### Exercise requirements
Set down each record below precisely, skipping the pictures.

### Data for the task
-*-*-
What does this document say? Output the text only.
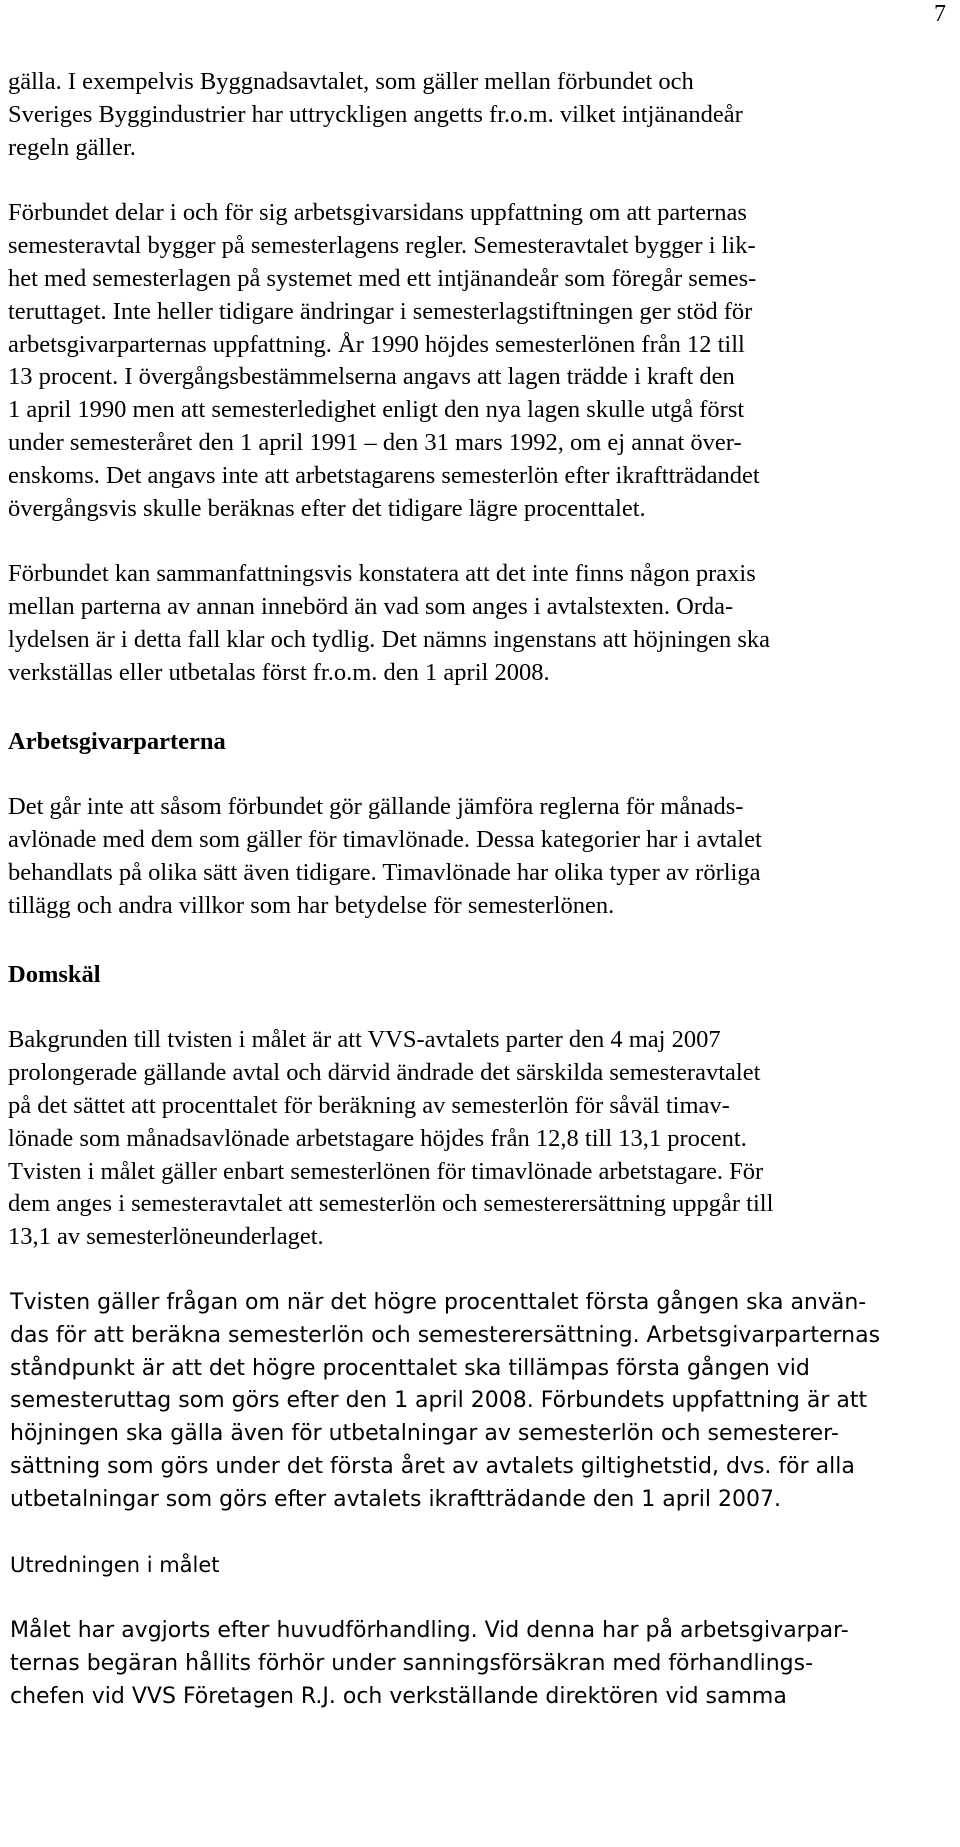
7

gälla. I exempelvis Byggnadsavtalet, som gäller mellan förbundet och
Sveriges Byggindustrier har uttryckligen angetts fr.o.m. vilket intjänandeår
regeln gäller.

Förbundet delar i och för sig arbetsgivarsidans uppfattning om att parternas
semesteravtal bygger på semesterlagens regler. Semesteravtalet bygger i lik-
het med semesterlagen på systemet med ett intjänandeår som föregår semes-
teruttaget. Inte heller tidigare ändringar i semesterlagstiftningen ger stöd för
arbetsgivarparternas uppfattning. År 1990 höjdes semesterlönen från 12 till
13 procent. I övergångsbestämmelserna angavs att lagen trädde i kraft den
1 april 1990 men att semesterledighet enligt den nya lagen skulle utgå först
under semesteråret den 1 april 1991 – den 31 mars 1992, om ej annat över-
enskoms. Det angavs inte att arbetstagarens semesterlön efter ikraftträdandet
övergångsvis skulle beräknas efter det tidigare lägre procenttalet.

Förbundet kan sammanfattningsvis konstatera att det inte finns någon praxis
mellan parterna av annan innebörd än vad som anges i avtalstexten. Orda-
lydelsen är i detta fall klar och tydlig. Det nämns ingenstans att höjningen ska
verkställas eller utbetalas först fr.o.m. den 1 april 2008.

Arbetsgivarparterna

Det går inte att såsom förbundet gör gällande jämföra reglerna för månads-
avlönade med dem som gäller för timavlönade. Dessa kategorier har i avtalet
behandlats på olika sätt även tidigare. Timavlönade har olika typer av rörliga
tillägg och andra villkor som har betydelse för semesterlönen.

Domskäl

Bakgrunden till tvisten i målet är att VVS-avtalets parter den 4 maj 2007
prolongerade gällande avtal och därvid ändrade det särskilda semesteravtalet
på det sättet att procenttalet för beräkning av semesterlön för såväl timav-
lönade som månadsavlönade arbetstagare höjdes från 12,8 till 13,1 procent.
Tvisten i målet gäller enbart semesterlönen för timavlönade arbetstagare. För
dem anges i semesteravtalet att semesterlön och semesterersättning uppgår till
13,1 av semesterlöneunderlaget.

Tvisten gäller frågan om när det högre procenttalet första gången ska använ-
das för att beräkna semesterlön och semesterersättning. Arbetsgivarparternas
ståndpunkt är att det högre procenttalet ska tillämpas första gången vid
semesteruttag som görs efter den 1 april 2008. Förbundets uppfattning är att
höjningen ska gälla även för utbetalningar av semesterlön och semesterer-
sättning som görs under det första året av avtalets giltighetstid, dvs. för alla
utbetalningar som görs efter avtalets ikraftträdande den 1 april 2007.

Utredningen i målet

Målet har avgjorts efter huvudförhandling. Vid denna har på arbetsgivarpar-
ternas begäran hållits förhör under sanningsförsäkran med förhandlings-
chefen vid VVS Företagen R.J. och verkställande direktören vid samma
-*-*-
### Task result
What does this document say? Output the text only.
7

gälla. I exempelvis Byggnadsavtalet, som gäller mellan förbundet och
Sveriges Byggindustrier har uttryckligen angetts fr.o.m. vilket intjänandeår
regeln gäller.

Förbundet delar i och för sig arbetsgivarsidans uppfattning om att parternas
semesteravtal bygger på semesterlagens regler. Semesteravtalet bygger i lik-
het med semesterlagen på systemet med ett intjänandeår som föregår semes-
teruttaget. Inte heller tidigare ändringar i semesterlagstiftningen ger stöd för
arbetsgivarparternas uppfattning. År 1990 höjdes semesterlönen från 12 till
13 procent. I övergångsbestämmelserna angavs att lagen trädde i kraft den
1 april 1990 men att semesterledighet enligt den nya lagen skulle utgå först
under semesteråret den 1 april 1991 – den 31 mars 1992, om ej annat över-
enskoms. Det angavs inte att arbetstagarens semesterlön efter ikraftträdandet
övergångsvis skulle beräknas efter det tidigare lägre procenttalet.

Förbundet kan sammanfattningsvis konstatera att det inte finns någon praxis
mellan parterna av annan innebörd än vad som anges i avtalstexten. Orda-
lydelsen är i detta fall klar och tydlig. Det nämns ingenstans att höjningen ska
verkställas eller utbetalas först fr.o.m. den 1 april 2008.

Arbetsgivarparterna

Det går inte att såsom förbundet gör gällande jämföra reglerna för månads-
avlönade med dem som gäller för timavlönade. Dessa kategorier har i avtalet
behandlats på olika sätt även tidigare. Timavlönade har olika typer av rörliga
tillägg och andra villkor som har betydelse för semesterlönen.

Domskäl

Bakgrunden till tvisten i målet är att VVS-avtalets parter den 4 maj 2007
prolongerade gällande avtal och därvid ändrade det särskilda semesteravtalet
på det sättet att procenttalet för beräkning av semesterlön för såväl timav-
lönade som månadsavlönade arbetstagare höjdes från 12,8 till 13,1 procent.
Tvisten i målet gäller enbart semesterlönen för timavlönade arbetstagare. För
dem anges i semesteravtalet att semesterlön och semesterersättning uppgår till
13,1 av semesterlöneunderlaget.

Tvisten gäller frågan om när det högre procenttalet första gången ska använ-
das för att beräkna semesterlön och semesterersättning. Arbetsgivarparternas
ståndpunkt är att det högre procenttalet ska tillämpas första gången vid
semesteruttag som görs efter den 1 april 2008. Förbundets uppfattning är att
höjningen ska gälla även för utbetalningar av semesterlön och semesterer-
sättning som görs under det första året av avtalets giltighetstid, dvs. för alla
utbetalningar som görs efter avtalets ikraftträdande den 1 april 2007.

Utredningen i målet

Målet har avgjorts efter huvudförhandling. Vid denna har på arbetsgivarpar-
ternas begäran hållits förhör under sanningsförsäkran med förhandlings-
chefen vid VVS Företagen R.J. och verkställande direktören vid samma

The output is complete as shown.